--- BEGIN Given data ---

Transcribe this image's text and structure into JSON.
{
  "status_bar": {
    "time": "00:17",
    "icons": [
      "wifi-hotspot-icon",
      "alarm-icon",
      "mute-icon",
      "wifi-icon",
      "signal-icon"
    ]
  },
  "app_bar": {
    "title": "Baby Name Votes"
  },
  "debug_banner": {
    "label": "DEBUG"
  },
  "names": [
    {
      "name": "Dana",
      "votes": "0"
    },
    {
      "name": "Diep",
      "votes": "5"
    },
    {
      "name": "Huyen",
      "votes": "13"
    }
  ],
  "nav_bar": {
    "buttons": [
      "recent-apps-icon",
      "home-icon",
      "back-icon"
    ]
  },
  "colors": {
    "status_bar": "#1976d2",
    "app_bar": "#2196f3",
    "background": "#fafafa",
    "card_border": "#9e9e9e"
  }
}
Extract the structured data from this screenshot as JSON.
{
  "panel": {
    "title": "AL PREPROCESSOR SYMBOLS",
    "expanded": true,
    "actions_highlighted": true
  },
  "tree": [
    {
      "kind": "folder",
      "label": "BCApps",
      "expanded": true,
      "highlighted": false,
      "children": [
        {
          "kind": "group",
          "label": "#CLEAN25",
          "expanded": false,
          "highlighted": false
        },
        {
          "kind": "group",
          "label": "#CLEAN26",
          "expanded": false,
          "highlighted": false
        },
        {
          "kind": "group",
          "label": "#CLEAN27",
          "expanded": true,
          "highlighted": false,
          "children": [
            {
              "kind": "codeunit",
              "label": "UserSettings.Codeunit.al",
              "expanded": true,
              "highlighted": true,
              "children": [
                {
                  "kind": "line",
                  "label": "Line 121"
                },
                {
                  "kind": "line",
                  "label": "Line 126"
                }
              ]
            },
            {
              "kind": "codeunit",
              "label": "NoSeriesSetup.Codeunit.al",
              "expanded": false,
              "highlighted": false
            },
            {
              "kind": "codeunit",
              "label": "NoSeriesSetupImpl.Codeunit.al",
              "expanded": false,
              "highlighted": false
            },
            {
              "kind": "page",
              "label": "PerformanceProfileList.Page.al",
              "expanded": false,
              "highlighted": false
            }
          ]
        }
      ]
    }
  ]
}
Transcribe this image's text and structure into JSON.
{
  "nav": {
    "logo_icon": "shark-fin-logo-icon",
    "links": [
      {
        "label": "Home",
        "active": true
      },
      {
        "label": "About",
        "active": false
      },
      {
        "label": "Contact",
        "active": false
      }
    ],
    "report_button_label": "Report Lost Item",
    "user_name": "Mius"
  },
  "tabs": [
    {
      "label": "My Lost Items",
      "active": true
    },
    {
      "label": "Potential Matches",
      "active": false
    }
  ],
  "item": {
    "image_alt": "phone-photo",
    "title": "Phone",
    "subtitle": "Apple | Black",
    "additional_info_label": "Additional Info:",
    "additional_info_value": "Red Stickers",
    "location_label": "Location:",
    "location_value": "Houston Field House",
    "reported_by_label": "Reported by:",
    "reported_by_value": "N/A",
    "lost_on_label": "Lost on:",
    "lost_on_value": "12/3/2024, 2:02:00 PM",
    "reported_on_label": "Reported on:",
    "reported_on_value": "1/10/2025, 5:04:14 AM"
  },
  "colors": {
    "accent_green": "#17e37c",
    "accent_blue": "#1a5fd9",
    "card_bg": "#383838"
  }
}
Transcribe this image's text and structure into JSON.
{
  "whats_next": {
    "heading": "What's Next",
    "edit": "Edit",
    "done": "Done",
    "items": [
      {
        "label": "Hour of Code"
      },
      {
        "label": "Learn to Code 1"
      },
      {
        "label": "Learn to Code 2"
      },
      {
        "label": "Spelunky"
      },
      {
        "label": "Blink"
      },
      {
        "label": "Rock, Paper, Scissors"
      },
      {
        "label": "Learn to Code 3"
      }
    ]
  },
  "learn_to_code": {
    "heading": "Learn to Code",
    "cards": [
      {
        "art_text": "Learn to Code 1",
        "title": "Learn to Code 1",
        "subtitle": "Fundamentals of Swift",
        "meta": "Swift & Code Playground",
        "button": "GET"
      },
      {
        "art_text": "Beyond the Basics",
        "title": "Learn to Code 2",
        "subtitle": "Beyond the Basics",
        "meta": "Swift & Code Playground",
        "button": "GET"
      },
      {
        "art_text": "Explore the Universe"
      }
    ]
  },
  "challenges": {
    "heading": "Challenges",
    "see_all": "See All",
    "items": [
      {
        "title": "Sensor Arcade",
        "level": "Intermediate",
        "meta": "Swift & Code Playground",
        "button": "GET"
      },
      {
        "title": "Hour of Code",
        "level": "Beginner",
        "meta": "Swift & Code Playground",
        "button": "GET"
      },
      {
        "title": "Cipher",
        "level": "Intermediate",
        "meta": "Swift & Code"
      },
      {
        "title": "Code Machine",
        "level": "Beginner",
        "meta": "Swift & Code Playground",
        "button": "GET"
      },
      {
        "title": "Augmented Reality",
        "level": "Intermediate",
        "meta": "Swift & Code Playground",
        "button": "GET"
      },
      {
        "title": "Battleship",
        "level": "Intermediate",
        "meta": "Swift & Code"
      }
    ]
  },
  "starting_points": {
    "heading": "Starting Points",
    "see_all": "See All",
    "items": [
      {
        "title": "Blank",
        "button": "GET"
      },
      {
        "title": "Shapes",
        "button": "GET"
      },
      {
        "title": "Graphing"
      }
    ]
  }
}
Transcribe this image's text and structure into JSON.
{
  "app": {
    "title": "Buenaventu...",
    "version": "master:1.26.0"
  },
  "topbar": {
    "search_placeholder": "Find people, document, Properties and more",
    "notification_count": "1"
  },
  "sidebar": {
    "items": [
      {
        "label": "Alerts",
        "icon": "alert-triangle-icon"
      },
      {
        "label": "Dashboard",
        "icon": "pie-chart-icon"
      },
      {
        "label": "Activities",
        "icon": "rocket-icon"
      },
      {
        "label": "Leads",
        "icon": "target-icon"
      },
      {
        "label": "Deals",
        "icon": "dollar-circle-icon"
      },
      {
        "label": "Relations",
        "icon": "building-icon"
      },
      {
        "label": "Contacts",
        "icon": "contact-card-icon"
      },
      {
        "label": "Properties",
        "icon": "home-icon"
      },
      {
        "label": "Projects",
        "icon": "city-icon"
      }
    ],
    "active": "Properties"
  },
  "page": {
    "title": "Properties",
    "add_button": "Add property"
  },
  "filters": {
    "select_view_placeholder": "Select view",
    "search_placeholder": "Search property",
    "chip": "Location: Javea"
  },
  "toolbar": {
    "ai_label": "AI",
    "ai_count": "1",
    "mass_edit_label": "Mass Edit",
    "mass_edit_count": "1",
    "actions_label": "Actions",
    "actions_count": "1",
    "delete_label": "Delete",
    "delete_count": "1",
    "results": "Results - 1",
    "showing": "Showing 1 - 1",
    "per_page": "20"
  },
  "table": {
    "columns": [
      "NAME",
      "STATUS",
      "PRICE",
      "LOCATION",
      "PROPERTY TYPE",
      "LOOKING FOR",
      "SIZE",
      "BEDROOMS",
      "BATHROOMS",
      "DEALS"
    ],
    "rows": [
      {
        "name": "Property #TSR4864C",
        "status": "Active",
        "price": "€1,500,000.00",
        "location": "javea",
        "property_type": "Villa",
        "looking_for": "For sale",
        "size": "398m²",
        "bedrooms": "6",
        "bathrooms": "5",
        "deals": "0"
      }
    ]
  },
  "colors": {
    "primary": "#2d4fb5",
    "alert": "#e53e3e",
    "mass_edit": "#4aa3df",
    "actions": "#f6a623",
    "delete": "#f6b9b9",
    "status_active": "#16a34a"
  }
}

--- END Given data ---

Please reproduce each record precisely as written.

Transcribe this image's text and structure into JSON.
{
  "status_bar": {
    "time": "00:17",
    "icons": [
      "wifi-hotspot-icon",
      "alarm-icon",
      "mute-icon",
      "wifi-icon",
      "signal-icon"
    ]
  },
  "app_bar": {
    "title": "Baby Name Votes"
  },
  "debug_banner": {
    "label": "DEBUG"
  },
  "names": [
    {
      "name": "Dana",
      "votes": "0"
    },
    {
      "name": "Diep",
      "votes": "5"
    },
    {
      "name": "Huyen",
      "votes": "13"
    }
  ],
  "nav_bar": {
    "buttons": [
      "recent-apps-icon",
      "home-icon",
      "back-icon"
    ]
  },
  "colors": {
    "status_bar": "#1976d2",
    "app_bar": "#2196f3",
    "background": "#fafafa",
    "card_border": "#9e9e9e"
  }
}
Extract the structured data from this screenshot as JSON.
{
  "panel": {
    "title": "AL PREPROCESSOR SYMBOLS",
    "expanded": true,
    "actions_highlighted": true
  },
  "tree": [
    {
      "kind": "folder",
      "label": "BCApps",
      "expanded": true,
      "highlighted": false,
      "children": [
        {
          "kind": "group",
          "label": "#CLEAN25",
          "expanded": false,
          "highlighted": false
        },
        {
          "kind": "group",
          "label": "#CLEAN26",
          "expanded": false,
          "highlighted": false
        },
        {
          "kind": "group",
          "label": "#CLEAN27",
          "expanded": true,
          "highlighted": false,
          "children": [
            {
              "kind": "codeunit",
              "label": "UserSettings.Codeunit.al",
              "expanded": true,
              "highlighted": true,
              "children": [
                {
                  "kind": "line",
                  "label": "Line 121"
                },
                {
                  "kind": "line",
                  "label": "Line 126"
                }
              ]
            },
            {
              "kind": "codeunit",
              "label": "NoSeriesSetup.Codeunit.al",
              "expanded": false,
              "highlighted": false
            },
            {
              "kind": "codeunit",
              "label": "NoSeriesSetupImpl.Codeunit.al",
              "expanded": false,
              "highlighted": false
            },
            {
              "kind": "page",
              "label": "PerformanceProfileList.Page.al",
              "expanded": false,
              "highlighted": false
            }
          ]
        }
      ]
    }
  ]
}
Transcribe this image's text and structure into JSON.
{
  "nav": {
    "logo_icon": "shark-fin-logo-icon",
    "links": [
      {
        "label": "Home",
        "active": true
      },
      {
        "label": "About",
        "active": false
      },
      {
        "label": "Contact",
        "active": false
      }
    ],
    "report_button_label": "Report Lost Item",
    "user_name": "Mius"
  },
  "tabs": [
    {
      "label": "My Lost Items",
      "active": true
    },
    {
      "label": "Potential Matches",
      "active": false
    }
  ],
  "item": {
    "image_alt": "phone-photo",
    "title": "Phone",
    "subtitle": "Apple | Black",
    "additional_info_label": "Additional Info:",
    "additional_info_value": "Red Stickers",
    "location_label": "Location:",
    "location_value": "Houston Field House",
    "reported_by_label": "Reported by:",
    "reported_by_value": "N/A",
    "lost_on_label": "Lost on:",
    "lost_on_value": "12/3/2024, 2:02:00 PM",
    "reported_on_label": "Reported on:",
    "reported_on_value": "1/10/2025, 5:04:14 AM"
  },
  "colors": {
    "accent_green": "#17e37c",
    "accent_blue": "#1a5fd9",
    "card_bg": "#383838"
  }
}
Transcribe this image's text and structure into JSON.
{
  "whats_next": {
    "heading": "What's Next",
    "edit": "Edit",
    "done": "Done",
    "items": [
      {
        "label": "Hour of Code"
      },
      {
        "label": "Learn to Code 1"
      },
      {
        "label": "Learn to Code 2"
      },
      {
        "label": "Spelunky"
      },
      {
        "label": "Blink"
      },
      {
        "label": "Rock, Paper, Scissors"
      },
      {
        "label": "Learn to Code 3"
      }
    ]
  },
  "learn_to_code": {
    "heading": "Learn to Code",
    "cards": [
      {
        "art_text": "Learn to Code 1",
        "title": "Learn to Code 1",
        "subtitle": "Fundamentals of Swift",
        "meta": "Swift & Code Playground",
        "button": "GET"
      },
      {
        "art_text": "Beyond the Basics",
        "title": "Learn to Code 2",
        "subtitle": "Beyond the Basics",
        "meta": "Swift & Code Playground",
        "button": "GET"
      },
      {
        "art_text": "Explore the Universe"
      }
    ]
  },
  "challenges": {
    "heading": "Challenges",
    "see_all": "See All",
    "items": [
      {
        "title": "Sensor Arcade",
        "level": "Intermediate",
        "meta": "Swift & Code Playground",
        "button": "GET"
      },
      {
        "title": "Hour of Code",
        "level": "Beginner",
        "meta": "Swift & Code Playground",
        "button": "GET"
      },
      {
        "title": "Cipher",
        "level": "Intermediate",
        "meta": "Swift & Code"
      },
      {
        "title": "Code Machine",
        "level": "Beginner",
        "meta": "Swift & Code Playground",
        "button": "GET"
      },
      {
        "title": "Augmented Reality",
        "level": "Intermediate",
        "meta": "Swift & Code Playground",
        "button": "GET"
      },
      {
        "title": "Battleship",
        "level": "Intermediate",
        "meta": "Swift & Code"
      }
    ]
  },
  "starting_points": {
    "heading": "Starting Points",
    "see_all": "See All",
    "items": [
      {
        "title": "Blank",
        "button": "GET"
      },
      {
        "title": "Shapes",
        "button": "GET"
      },
      {
        "title": "Graphing"
      }
    ]
  }
}
Transcribe this image's text and structure into JSON.
{
  "app": {
    "title": "Buenaventu...",
    "version": "master:1.26.0"
  },
  "topbar": {
    "search_placeholder": "Find people, document, Properties and more",
    "notification_count": "1"
  },
  "sidebar": {
    "items": [
      {
        "label": "Alerts",
        "icon": "alert-triangle-icon"
      },
      {
        "label": "Dashboard",
        "icon": "pie-chart-icon"
      },
      {
        "label": "Activities",
        "icon": "rocket-icon"
      },
      {
        "label": "Leads",
        "icon": "target-icon"
      },
      {
        "label": "Deals",
        "icon": "dollar-circle-icon"
      },
      {
        "label": "Relations",
        "icon": "building-icon"
      },
      {
        "label": "Contacts",
        "icon": "contact-card-icon"
      },
      {
        "label": "Properties",
        "icon": "home-icon"
      },
      {
        "label": "Projects",
        "icon": "city-icon"
      }
    ],
    "active": "Properties"
  },
  "page": {
    "title": "Properties",
    "add_button": "Add property"
  },
  "filters": {
    "select_view_placeholder": "Select view",
    "search_placeholder": "Search property",
    "chip": "Location: Javea"
  },
  "toolbar": {
    "ai_label": "AI",
    "ai_count": "1",
    "mass_edit_label": "Mass Edit",
    "mass_edit_count": "1",
    "actions_label": "Actions",
    "actions_count": "1",
    "delete_label": "Delete",
    "delete_count": "1",
    "results": "Results - 1",
    "showing": "Showing 1 - 1",
    "per_page": "20"
  },
  "table": {
    "columns": [
      "NAME",
      "STATUS",
      "PRICE",
      "LOCATION",
      "PROPERTY TYPE",
      "LOOKING FOR",
      "SIZE",
      "BEDROOMS",
      "BATHROOMS",
      "DEALS"
    ],
    "rows": [
      {
        "name": "Property #TSR4864C",
        "status": "Active",
        "price": "€1,500,000.00",
        "location": "javea",
        "property_type": "Villa",
        "looking_for": "For sale",
        "size": "398m²",
        "bedrooms": "6",
        "bathrooms": "5",
        "deals": "0"
      }
    ]
  },
  "colors": {
    "primary": "#2d4fb5",
    "alert": "#e53e3e",
    "mass_edit": "#4aa3df",
    "actions": "#f6a623",
    "delete": "#f6b9b9",
    "status_active": "#16a34a"
  }
}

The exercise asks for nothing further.